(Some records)
>>>>
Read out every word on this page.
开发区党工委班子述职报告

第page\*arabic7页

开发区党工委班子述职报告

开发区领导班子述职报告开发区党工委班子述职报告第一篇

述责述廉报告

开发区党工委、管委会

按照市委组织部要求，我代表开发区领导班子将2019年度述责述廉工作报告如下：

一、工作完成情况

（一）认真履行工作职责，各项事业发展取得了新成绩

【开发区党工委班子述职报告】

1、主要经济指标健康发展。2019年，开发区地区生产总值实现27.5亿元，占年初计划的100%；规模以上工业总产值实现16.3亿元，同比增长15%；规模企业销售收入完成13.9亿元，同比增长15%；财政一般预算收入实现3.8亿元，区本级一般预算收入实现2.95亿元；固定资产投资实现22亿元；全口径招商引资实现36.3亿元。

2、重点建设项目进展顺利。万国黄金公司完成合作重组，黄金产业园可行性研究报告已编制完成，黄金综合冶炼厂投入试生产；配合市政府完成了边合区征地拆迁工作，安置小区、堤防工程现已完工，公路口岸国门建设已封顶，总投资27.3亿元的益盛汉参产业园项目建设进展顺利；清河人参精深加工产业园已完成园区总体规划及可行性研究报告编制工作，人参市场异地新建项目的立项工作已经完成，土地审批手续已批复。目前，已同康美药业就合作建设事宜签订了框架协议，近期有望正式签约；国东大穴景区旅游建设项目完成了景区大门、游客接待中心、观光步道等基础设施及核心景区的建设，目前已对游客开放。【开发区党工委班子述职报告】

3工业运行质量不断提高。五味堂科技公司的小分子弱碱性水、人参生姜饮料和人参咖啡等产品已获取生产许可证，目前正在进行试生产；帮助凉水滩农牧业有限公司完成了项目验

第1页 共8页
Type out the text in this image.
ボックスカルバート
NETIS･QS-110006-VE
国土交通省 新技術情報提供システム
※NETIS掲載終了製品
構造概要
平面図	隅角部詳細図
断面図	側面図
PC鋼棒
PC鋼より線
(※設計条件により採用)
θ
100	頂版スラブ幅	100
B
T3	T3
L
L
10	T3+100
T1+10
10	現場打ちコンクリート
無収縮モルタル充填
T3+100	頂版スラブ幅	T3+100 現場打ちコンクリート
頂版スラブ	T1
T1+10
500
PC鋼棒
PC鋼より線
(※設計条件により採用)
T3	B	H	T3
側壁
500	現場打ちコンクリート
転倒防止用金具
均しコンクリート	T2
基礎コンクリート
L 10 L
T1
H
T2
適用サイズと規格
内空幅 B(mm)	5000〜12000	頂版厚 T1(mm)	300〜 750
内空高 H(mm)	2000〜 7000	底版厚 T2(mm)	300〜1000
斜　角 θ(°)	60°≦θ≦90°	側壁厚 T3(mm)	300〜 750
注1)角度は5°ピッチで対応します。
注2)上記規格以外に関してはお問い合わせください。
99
<<<<
▸ Problem requirements
Quote all of the entries verbatim.

▸ Final result
Read out every word on this page.
开发区党工委班子述职报告

第page\*arabic7页

开发区党工委班子述职报告

开发区领导班子述职报告开发区党工委班子述职报告第一篇

述责述廉报告

开发区党工委、管委会

按照市委组织部要求，我代表开发区领导班子将2019年度述责述廉工作报告如下：

一、工作完成情况

（一）认真履行工作职责，各项事业发展取得了新成绩

【开发区党工委班子述职报告】

1、主要经济指标健康发展。2019年，开发区地区生产总值实现27.5亿元，占年初计划的100%；规模以上工业总产值实现16.3亿元，同比增长15%；规模企业销售收入完成13.9亿元，同比增长15%；财政一般预算收入实现3.8亿元，区本级一般预算收入实现2.95亿元；固定资产投资实现22亿元；全口径招商引资实现36.3亿元。

2、重点建设项目进展顺利。万国黄金公司完成合作重组，黄金产业园可行性研究报告已编制完成，黄金综合冶炼厂投入试生产；配合市政府完成了边合区征地拆迁工作，安置小区、堤防工程现已完工，公路口岸国门建设已封顶，总投资27.3亿元的益盛汉参产业园项目建设进展顺利；清河人参精深加工产业园已完成园区总体规划及可行性研究报告编制工作，人参市场异地新建项目的立项工作已经完成，土地审批手续已批复。目前，已同康美药业就合作建设事宜签订了框架协议，近期有望正式签约；国东大穴景区旅游建设项目完成了景区大门、游客接待中心、观光步道等基础设施及核心景区的建设，目前已对游客开放。【开发区党工委班子述职报告】

3工业运行质量不断提高。五味堂科技公司的小分子弱碱性水、人参生姜饮料和人参咖啡等产品已获取生产许可证，目前正在进行试生产；帮助凉水滩农牧业有限公司完成了项目验

第1页 共8页
Type out the text in this image.
ボックスカルバート
NETIS･QS-110006-VE
国土交通省 新技術情報提供システム
※NETIS掲載終了製品
構造概要
平面図	隅角部詳細図
断面図	側面図
PC鋼棒
PC鋼より線
(※設計条件により採用)
θ
100	頂版スラブ幅	100
B
T3	T3
L
L
10	T3+100
T1+10
10	現場打ちコンクリート
無収縮モルタル充填
T3+100	頂版スラブ幅	T3+100 現場打ちコンクリート
頂版スラブ	T1
T1+10
500
PC鋼棒
PC鋼より線
(※設計条件により採用)
T3	B	H	T3
側壁
500	現場打ちコンクリート
転倒防止用金具
均しコンクリート	T2
基礎コンクリート
L 10 L
T1
H
T2
適用サイズと規格
内空幅 B(mm)	5000〜12000	頂版厚 T1(mm)	300〜 750
内空高 H(mm)	2000〜 7000	底版厚 T2(mm)	300〜1000
斜　角 θ(°)	60°≦θ≦90°	側壁厚 T3(mm)	300〜 750
注1)角度は5°ピッチで対応します。
注2)上記規格以外に関してはお問い合わせください。
99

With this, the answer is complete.